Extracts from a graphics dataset
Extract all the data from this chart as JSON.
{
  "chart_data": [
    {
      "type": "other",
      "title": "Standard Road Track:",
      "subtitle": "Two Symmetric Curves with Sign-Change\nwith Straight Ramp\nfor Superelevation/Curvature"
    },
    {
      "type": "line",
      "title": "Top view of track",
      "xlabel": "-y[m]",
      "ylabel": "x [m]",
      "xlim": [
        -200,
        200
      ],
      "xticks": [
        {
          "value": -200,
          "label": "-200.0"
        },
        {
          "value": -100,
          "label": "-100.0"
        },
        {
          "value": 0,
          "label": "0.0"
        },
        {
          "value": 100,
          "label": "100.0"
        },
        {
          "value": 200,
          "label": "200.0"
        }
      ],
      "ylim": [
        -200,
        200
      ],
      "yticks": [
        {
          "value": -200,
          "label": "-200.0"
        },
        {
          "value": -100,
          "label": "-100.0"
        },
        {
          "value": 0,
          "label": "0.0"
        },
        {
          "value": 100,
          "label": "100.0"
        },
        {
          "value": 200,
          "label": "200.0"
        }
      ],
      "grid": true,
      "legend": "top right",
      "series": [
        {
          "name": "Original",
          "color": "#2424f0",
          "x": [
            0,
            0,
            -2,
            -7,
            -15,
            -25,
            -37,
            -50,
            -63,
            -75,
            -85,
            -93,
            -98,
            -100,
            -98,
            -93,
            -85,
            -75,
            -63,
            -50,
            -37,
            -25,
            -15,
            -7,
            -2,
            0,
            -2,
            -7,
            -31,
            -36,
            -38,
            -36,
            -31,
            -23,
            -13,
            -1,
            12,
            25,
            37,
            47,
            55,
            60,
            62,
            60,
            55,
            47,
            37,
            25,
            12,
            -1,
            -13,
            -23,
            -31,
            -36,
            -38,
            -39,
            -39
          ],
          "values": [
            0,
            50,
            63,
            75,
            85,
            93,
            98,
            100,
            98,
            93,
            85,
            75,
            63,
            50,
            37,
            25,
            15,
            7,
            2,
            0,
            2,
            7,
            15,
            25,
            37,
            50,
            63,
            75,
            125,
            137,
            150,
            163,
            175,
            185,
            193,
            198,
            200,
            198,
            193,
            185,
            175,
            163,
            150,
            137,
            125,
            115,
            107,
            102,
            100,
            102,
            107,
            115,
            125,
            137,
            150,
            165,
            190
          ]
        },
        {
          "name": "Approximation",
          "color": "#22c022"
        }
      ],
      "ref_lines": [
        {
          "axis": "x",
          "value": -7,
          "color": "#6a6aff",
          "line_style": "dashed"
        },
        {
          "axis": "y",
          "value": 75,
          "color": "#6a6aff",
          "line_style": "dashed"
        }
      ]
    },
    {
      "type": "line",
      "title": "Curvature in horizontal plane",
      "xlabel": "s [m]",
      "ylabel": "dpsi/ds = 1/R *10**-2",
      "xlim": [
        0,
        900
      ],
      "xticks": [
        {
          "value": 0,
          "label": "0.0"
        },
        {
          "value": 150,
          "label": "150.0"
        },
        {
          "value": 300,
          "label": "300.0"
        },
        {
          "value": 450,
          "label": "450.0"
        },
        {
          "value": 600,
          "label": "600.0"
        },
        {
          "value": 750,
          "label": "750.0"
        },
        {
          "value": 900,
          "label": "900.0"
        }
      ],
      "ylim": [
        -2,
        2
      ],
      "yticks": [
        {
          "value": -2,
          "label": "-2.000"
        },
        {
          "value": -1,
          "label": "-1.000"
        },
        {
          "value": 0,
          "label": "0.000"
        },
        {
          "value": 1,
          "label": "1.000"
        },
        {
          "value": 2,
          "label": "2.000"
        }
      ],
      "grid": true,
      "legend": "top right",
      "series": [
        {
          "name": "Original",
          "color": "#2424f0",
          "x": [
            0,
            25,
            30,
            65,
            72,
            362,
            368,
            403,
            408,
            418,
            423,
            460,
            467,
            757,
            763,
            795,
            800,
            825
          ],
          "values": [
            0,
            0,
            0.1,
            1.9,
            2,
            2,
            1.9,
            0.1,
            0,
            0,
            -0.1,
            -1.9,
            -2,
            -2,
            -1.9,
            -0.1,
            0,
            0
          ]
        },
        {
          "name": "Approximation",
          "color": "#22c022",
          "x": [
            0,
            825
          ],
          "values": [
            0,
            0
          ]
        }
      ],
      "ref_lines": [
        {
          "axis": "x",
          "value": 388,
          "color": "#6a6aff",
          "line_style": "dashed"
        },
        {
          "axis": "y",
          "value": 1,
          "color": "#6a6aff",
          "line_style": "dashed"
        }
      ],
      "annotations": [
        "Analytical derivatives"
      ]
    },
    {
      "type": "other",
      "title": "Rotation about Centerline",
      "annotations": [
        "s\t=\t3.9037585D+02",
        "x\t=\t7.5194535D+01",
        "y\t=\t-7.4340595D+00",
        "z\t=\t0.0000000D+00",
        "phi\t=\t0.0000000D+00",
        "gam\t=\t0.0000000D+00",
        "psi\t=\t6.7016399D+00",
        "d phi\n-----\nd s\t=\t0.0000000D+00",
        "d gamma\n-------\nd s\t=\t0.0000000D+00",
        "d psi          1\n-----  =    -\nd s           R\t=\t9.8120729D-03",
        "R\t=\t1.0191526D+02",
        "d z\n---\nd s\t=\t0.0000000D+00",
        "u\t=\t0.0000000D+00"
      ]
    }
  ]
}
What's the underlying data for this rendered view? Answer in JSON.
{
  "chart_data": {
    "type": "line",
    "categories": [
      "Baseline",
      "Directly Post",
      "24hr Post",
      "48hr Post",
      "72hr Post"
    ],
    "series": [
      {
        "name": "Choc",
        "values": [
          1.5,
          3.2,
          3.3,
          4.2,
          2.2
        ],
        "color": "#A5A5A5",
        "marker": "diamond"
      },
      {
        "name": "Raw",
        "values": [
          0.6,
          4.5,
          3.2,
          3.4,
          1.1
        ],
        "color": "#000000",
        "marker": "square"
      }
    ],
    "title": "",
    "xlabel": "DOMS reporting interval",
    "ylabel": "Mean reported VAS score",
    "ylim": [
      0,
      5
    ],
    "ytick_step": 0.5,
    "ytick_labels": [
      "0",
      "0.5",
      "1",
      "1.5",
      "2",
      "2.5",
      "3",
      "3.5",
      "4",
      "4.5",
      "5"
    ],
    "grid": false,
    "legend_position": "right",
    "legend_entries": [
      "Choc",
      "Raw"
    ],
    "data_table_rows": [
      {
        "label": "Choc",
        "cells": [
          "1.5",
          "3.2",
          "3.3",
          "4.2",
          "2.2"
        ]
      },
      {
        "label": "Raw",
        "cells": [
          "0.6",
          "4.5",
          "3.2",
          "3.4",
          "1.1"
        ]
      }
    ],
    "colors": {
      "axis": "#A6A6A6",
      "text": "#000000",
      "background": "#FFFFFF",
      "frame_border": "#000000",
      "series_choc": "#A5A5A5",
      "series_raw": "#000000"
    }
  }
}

* _Requirement_
All of the material above needs to be retyped word for word.

* _Solution to this problem_
Extract all the data from this chart as JSON.
{
  "chart_data": [
    {
      "type": "other",
      "title": "Standard Road Track:",
      "subtitle": "Two Symmetric Curves with Sign-Change\nwith Straight Ramp\nfor Superelevation/Curvature"
    },
    {
      "type": "line",
      "title": "Top view of track",
      "xlabel": "-y[m]",
      "ylabel": "x [m]",
      "xlim": [
        -200,
        200
      ],
      "xticks": [
        {
          "value": -200,
          "label": "-200.0"
        },
        {
          "value": -100,
          "label": "-100.0"
        },
        {
          "value": 0,
          "label": "0.0"
        },
        {
          "value": 100,
          "label": "100.0"
        },
        {
          "value": 200,
          "label": "200.0"
        }
      ],
      "ylim": [
        -200,
        200
      ],
      "yticks": [
        {
          "value": -200,
          "label": "-200.0"
        },
        {
          "value": -100,
          "label": "-100.0"
        },
        {
          "value": 0,
          "label": "0.0"
        },
        {
          "value": 100,
          "label": "100.0"
        },
        {
          "value": 200,
          "label": "200.0"
        }
      ],
      "grid": true,
      "legend": "top right",
      "series": [
        {
          "name": "Original",
          "color": "#2424f0",
          "x": [
            0,
            0,
            -2,
            -7,
            -15,
            -25,
            -37,
            -50,
            -63,
            -75,
            -85,
            -93,
            -98,
            -100,
            -98,
            -93,
            -85,
            -75,
            -63,
            -50,
            -37,
            -25,
            -15,
            -7,
            -2,
            0,
            -2,
            -7,
            -31,
            -36,
            -38,
            -36,
            -31,
            -23,
            -13,
            -1,
            12,
            25,
            37,
            47,
            55,
            60,
            62,
            60,
            55,
            47,
            37,
            25,
            12,
            -1,
            -13,
            -23,
            -31,
            -36,
            -38,
            -39,
            -39
          ],
          "values": [
            0,
            50,
            63,
            75,
            85,
            93,
            98,
            100,
            98,
            93,
            85,
            75,
            63,
            50,
            37,
            25,
            15,
            7,
            2,
            0,
            2,
            7,
            15,
            25,
            37,
            50,
            63,
            75,
            125,
            137,
            150,
            163,
            175,
            185,
            193,
            198,
            200,
            198,
            193,
            185,
            175,
            163,
            150,
            137,
            125,
            115,
            107,
            102,
            100,
            102,
            107,
            115,
            125,
            137,
            150,
            165,
            190
          ]
        },
        {
          "name": "Approximation",
          "color": "#22c022"
        }
      ],
      "ref_lines": [
        {
          "axis": "x",
          "value": -7,
          "color": "#6a6aff",
          "line_style": "dashed"
        },
        {
          "axis": "y",
          "value": 75,
          "color": "#6a6aff",
          "line_style": "dashed"
        }
      ]
    },
    {
      "type": "line",
      "title": "Curvature in horizontal plane",
      "xlabel": "s [m]",
      "ylabel": "dpsi/ds = 1/R *10**-2",
      "xlim": [
        0,
        900
      ],
      "xticks": [
        {
          "value": 0,
          "label": "0.0"
        },
        {
          "value": 150,
          "label": "150.0"
        },
        {
          "value": 300,
          "label": "300.0"
        },
        {
          "value": 450,
          "label": "450.0"
        },
        {
          "value": 600,
          "label": "600.0"
        },
        {
          "value": 750,
          "label": "750.0"
        },
        {
          "value": 900,
          "label": "900.0"
        }
      ],
      "ylim": [
        -2,
        2
      ],
      "yticks": [
        {
          "value": -2,
          "label": "-2.000"
        },
        {
          "value": -1,
          "label": "-1.000"
        },
        {
          "value": 0,
          "label": "0.000"
        },
        {
          "value": 1,
          "label": "1.000"
        },
        {
          "value": 2,
          "label": "2.000"
        }
      ],
      "grid": true,
      "legend": "top right",
      "series": [
        {
          "name": "Original",
          "color": "#2424f0",
          "x": [
            0,
            25,
            30,
            65,
            72,
            362,
            368,
            403,
            408,
            418,
            423,
            460,
            467,
            757,
            763,
            795,
            800,
            825
          ],
          "values": [
            0,
            0,
            0.1,
            1.9,
            2,
            2,
            1.9,
            0.1,
            0,
            0,
            -0.1,
            -1.9,
            -2,
            -2,
            -1.9,
            -0.1,
            0,
            0
          ]
        },
        {
          "name": "Approximation",
          "color": "#22c022",
          "x": [
            0,
            825
          ],
          "values": [
            0,
            0
          ]
        }
      ],
      "ref_lines": [
        {
          "axis": "x",
          "value": 388,
          "color": "#6a6aff",
          "line_style": "dashed"
        },
        {
          "axis": "y",
          "value": 1,
          "color": "#6a6aff",
          "line_style": "dashed"
        }
      ],
      "annotations": [
        "Analytical derivatives"
      ]
    },
    {
      "type": "other",
      "title": "Rotation about Centerline",
      "annotations": [
        "s\t=\t3.9037585D+02",
        "x\t=\t7.5194535D+01",
        "y\t=\t-7.4340595D+00",
        "z\t=\t0.0000000D+00",
        "phi\t=\t0.0000000D+00",
        "gam\t=\t0.0000000D+00",
        "psi\t=\t6.7016399D+00",
        "d phi\n-----\nd s\t=\t0.0000000D+00",
        "d gamma\n-------\nd s\t=\t0.0000000D+00",
        "d psi          1\n-----  =    -\nd s           R\t=\t9.8120729D-03",
        "R\t=\t1.0191526D+02",
        "d z\n---\nd s\t=\t0.0000000D+00",
        "u\t=\t0.0000000D+00"
      ]
    }
  ]
}
What's the underlying data for this rendered view? Answer in JSON.
{
  "chart_data": {
    "type": "line",
    "categories": [
      "Baseline",
      "Directly Post",
      "24hr Post",
      "48hr Post",
      "72hr Post"
    ],
    "series": [
      {
        "name": "Choc",
        "values": [
          1.5,
          3.2,
          3.3,
          4.2,
          2.2
        ],
        "color": "#A5A5A5",
        "marker": "diamond"
      },
      {
        "name": "Raw",
        "values": [
          0.6,
          4.5,
          3.2,
          3.4,
          1.1
        ],
        "color": "#000000",
        "marker": "square"
      }
    ],
    "title": "",
    "xlabel": "DOMS reporting interval",
    "ylabel": "Mean reported VAS score",
    "ylim": [
      0,
      5
    ],
    "ytick_step": 0.5,
    "ytick_labels": [
      "0",
      "0.5",
      "1",
      "1.5",
      "2",
      "2.5",
      "3",
      "3.5",
      "4",
      "4.5",
      "5"
    ],
    "grid": false,
    "legend_position": "right",
    "legend_entries": [
      "Choc",
      "Raw"
    ],
    "data_table_rows": [
      {
        "label": "Choc",
        "cells": [
          "1.5",
          "3.2",
          "3.3",
          "4.2",
          "2.2"
        ]
      },
      {
        "label": "Raw",
        "cells": [
          "0.6",
          "4.5",
          "3.2",
          "3.4",
          "1.1"
        ]
      }
    ],
    "colors": {
      "axis": "#A6A6A6",
      "text": "#000000",
      "background": "#FFFFFF",
      "frame_border": "#000000",
      "series_choc": "#A5A5A5",
      "series_raw": "#000000"
    }
  }
}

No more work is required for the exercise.